- _WORK INSTRUCTIONS_
Copy the records below exactly, omitting any pictures they contain.

- _Figure record extracts_
==*==
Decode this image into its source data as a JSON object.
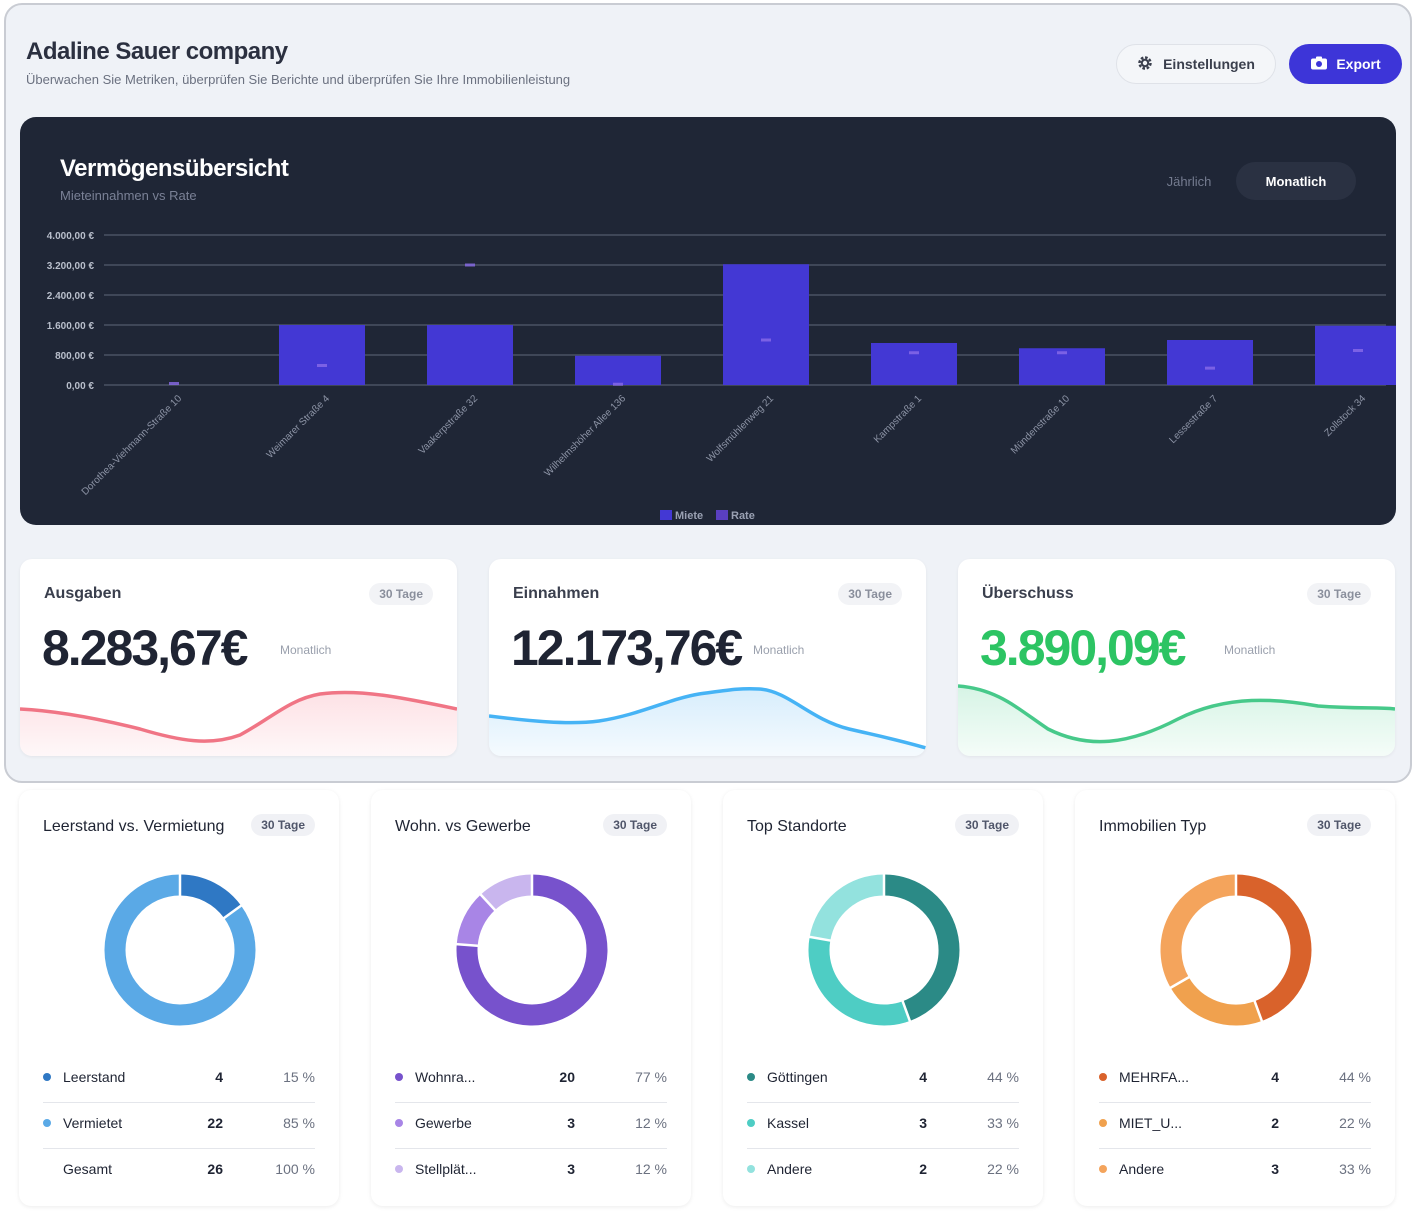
{
  "header": {
    "title": "Adaline Sauer company",
    "subtitle": "Überwachen Sie Metriken, überprüfen Sie Berichte und überprüfen Sie Ihre Immobilienleistung",
    "settings_label": "Einstellungen",
    "export_label": "Export"
  },
  "overview": {
    "title": "Vermögensübersicht",
    "subtitle": "Mieteinnahmen vs Rate",
    "tab_year": "Jährlich",
    "tab_month": "Monatlich"
  },
  "chart_data": {
    "type": "bar",
    "title": "Vermögensübersicht",
    "subtitle": "Mieteinnahmen vs Rate",
    "categories": [
      "Dorothea-Viehmann-Straße 10",
      "Weimarer Straße 4",
      "Vaakerpstraße 32",
      "Wilhelmshöher Allee 136",
      "Wolfsmühlenweg 21",
      "Kampstraße 1",
      "Mündenstraße 10",
      "Lessestraße 7",
      "Zollstock 34"
    ],
    "series": [
      {
        "name": "Miete",
        "color": "#4338d4",
        "values": [
          0,
          1600,
          1600,
          780,
          3220,
          1120,
          980,
          1200,
          1580
        ]
      },
      {
        "name": "Rate",
        "color": "#5a3fc0",
        "values": [
          40,
          520,
          3200,
          20,
          1200,
          860,
          860,
          450,
          920
        ]
      }
    ],
    "ytick_labels": [
      "0,00 €",
      "800,00 €",
      "1.600,00 €",
      "2.400,00 €",
      "3.200,00 €",
      "4.000,00 €"
    ],
    "ylim": [
      0,
      4000
    ],
    "legend": "bottom-center"
  },
  "stats": [
    {
      "label": "Ausgaben",
      "badge": "30 Tage",
      "value": "8.283,67€",
      "period": "Monatlich",
      "color": "#1f2433",
      "line_color": "#f07585",
      "fill_color": "#fde1e5"
    },
    {
      "label": "Einnahmen",
      "badge": "30 Tage",
      "value": "12.173,76€",
      "period": "Monatlich",
      "color": "#1f2433",
      "line_color": "#46b3f5",
      "fill_color": "#d7edfc"
    },
    {
      "label": "Überschuss",
      "badge": "30 Tage",
      "value": "3.890,09€",
      "period": "Monatlich",
      "color": "#2cc463",
      "line_color": "#47c98a",
      "fill_color": "#d6f4e5"
    }
  ],
  "donuts": [
    {
      "title": "Leerstand vs. Vermietung",
      "badge": "30 Tage",
      "rows": [
        {
          "name": "Leerstand",
          "count": "4",
          "pct": "15 %",
          "value": 15,
          "color": "#2f78c4"
        },
        {
          "name": "Vermietet",
          "count": "22",
          "pct": "85 %",
          "value": 85,
          "color": "#5aa9e6"
        },
        {
          "name": "Gesamt",
          "count": "26",
          "pct": "100 %",
          "value": 0,
          "color": ""
        }
      ]
    },
    {
      "title": "Wohn. vs Gewerbe",
      "badge": "30 Tage",
      "rows": [
        {
          "name": "Wohnra...",
          "count": "20",
          "pct": "77 %",
          "value": 77,
          "color": "#7752cc"
        },
        {
          "name": "Gewerbe",
          "count": "3",
          "pct": "12 %",
          "value": 12,
          "color": "#a885e6"
        },
        {
          "name": "Stellplät...",
          "count": "3",
          "pct": "12 %",
          "value": 12,
          "color": "#c9b6ee"
        }
      ]
    },
    {
      "title": "Top Standorte",
      "badge": "30 Tage",
      "rows": [
        {
          "name": "Göttingen",
          "count": "4",
          "pct": "44 %",
          "value": 44,
          "color": "#2b8a86"
        },
        {
          "name": "Kassel",
          "count": "3",
          "pct": "33 %",
          "value": 33,
          "color": "#4ecdc4"
        },
        {
          "name": "Andere",
          "count": "2",
          "pct": "22 %",
          "value": 22,
          "color": "#93e2de"
        }
      ]
    },
    {
      "title": "Immobilien Typ",
      "badge": "30 Tage",
      "rows": [
        {
          "name": "MEHRFA...",
          "count": "4",
          "pct": "44 %",
          "value": 44,
          "color": "#d9622b"
        },
        {
          "name": "MIET_U...",
          "count": "2",
          "pct": "22 %",
          "value": 22,
          "color": "#f0a14e"
        },
        {
          "name": "Andere",
          "count": "3",
          "pct": "33 %",
          "value": 33,
          "color": "#f4a45c"
        }
      ]
    }
  ]
}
==*==
- _SOLUTION TO THIS TASK_
Decode this image into its source data as a JSON object.
{
  "header": {
    "title": "Adaline Sauer company",
    "subtitle": "Überwachen Sie Metriken, überprüfen Sie Berichte und überprüfen Sie Ihre Immobilienleistung",
    "settings_label": "Einstellungen",
    "export_label": "Export"
  },
  "overview": {
    "title": "Vermögensübersicht",
    "subtitle": "Mieteinnahmen vs Rate",
    "tab_year": "Jährlich",
    "tab_month": "Monatlich"
  },
  "chart_data": {
    "type": "bar",
    "title": "Vermögensübersicht",
    "subtitle": "Mieteinnahmen vs Rate",
    "categories": [
      "Dorothea-Viehmann-Straße 10",
      "Weimarer Straße 4",
      "Vaakerpstraße 32",
      "Wilhelmshöher Allee 136",
      "Wolfsmühlenweg 21",
      "Kampstraße 1",
      "Mündenstraße 10",
      "Lessestraße 7",
      "Zollstock 34"
    ],
    "series": [
      {
        "name": "Miete",
        "color": "#4338d4",
        "values": [
          0,
          1600,
          1600,
          780,
          3220,
          1120,
          980,
          1200,
          1580
        ]
      },
      {
        "name": "Rate",
        "color": "#5a3fc0",
        "values": [
          40,
          520,
          3200,
          20,
          1200,
          860,
          860,
          450,
          920
        ]
      }
    ],
    "ytick_labels": [
      "0,00 €",
      "800,00 €",
      "1.600,00 €",
      "2.400,00 €",
      "3.200,00 €",
      "4.000,00 €"
    ],
    "ylim": [
      0,
      4000
    ],
    "legend": "bottom-center"
  },
  "stats": [
    {
      "label": "Ausgaben",
      "badge": "30 Tage",
      "value": "8.283,67€",
      "period": "Monatlich",
      "color": "#1f2433",
      "line_color": "#f07585",
      "fill_color": "#fde1e5"
    },
    {
      "label": "Einnahmen",
      "badge": "30 Tage",
      "value": "12.173,76€",
      "period": "Monatlich",
      "color": "#1f2433",
      "line_color": "#46b3f5",
      "fill_color": "#d7edfc"
    },
    {
      "label": "Überschuss",
      "badge": "30 Tage",
      "value": "3.890,09€",
      "period": "Monatlich",
      "color": "#2cc463",
      "line_color": "#47c98a",
      "fill_color": "#d6f4e5"
    }
  ],
  "donuts": [
    {
      "title": "Leerstand vs. Vermietung",
      "badge": "30 Tage",
      "rows": [
        {
          "name": "Leerstand",
          "count": "4",
          "pct": "15 %",
          "value": 15,
          "color": "#2f78c4"
        },
        {
          "name": "Vermietet",
          "count": "22",
          "pct": "85 %",
          "value": 85,
          "color": "#5aa9e6"
        },
        {
          "name": "Gesamt",
          "count": "26",
          "pct": "100 %",
          "value": 0,
          "color": ""
        }
      ]
    },
    {
      "title": "Wohn. vs Gewerbe",
      "badge": "30 Tage",
      "rows": [
        {
          "name": "Wohnra...",
          "count": "20",
          "pct": "77 %",
          "value": 77,
          "color": "#7752cc"
        },
        {
          "name": "Gewerbe",
          "count": "3",
          "pct": "12 %",
          "value": 12,
          "color": "#a885e6"
        },
        {
          "name": "Stellplät...",
          "count": "3",
          "pct": "12 %",
          "value": 12,
          "color": "#c9b6ee"
        }
      ]
    },
    {
      "title": "Top Standorte",
      "badge": "30 Tage",
      "rows": [
        {
          "name": "Göttingen",
          "count": "4",
          "pct": "44 %",
          "value": 44,
          "color": "#2b8a86"
        },
        {
          "name": "Kassel",
          "count": "3",
          "pct": "33 %",
          "value": 33,
          "color": "#4ecdc4"
        },
        {
          "name": "Andere",
          "count": "2",
          "pct": "22 %",
          "value": 22,
          "color": "#93e2de"
        }
      ]
    },
    {
      "title": "Immobilien Typ",
      "badge": "30 Tage",
      "rows": [
        {
          "name": "MEHRFA...",
          "count": "4",
          "pct": "44 %",
          "value": 44,
          "color": "#d9622b"
        },
        {
          "name": "MIET_U...",
          "count": "2",
          "pct": "22 %",
          "value": 22,
          "color": "#f0a14e"
        },
        {
          "name": "Andere",
          "count": "3",
          "pct": "33 %",
          "value": 33,
          "color": "#f4a45c"
        }
      ]
    }
  ]
}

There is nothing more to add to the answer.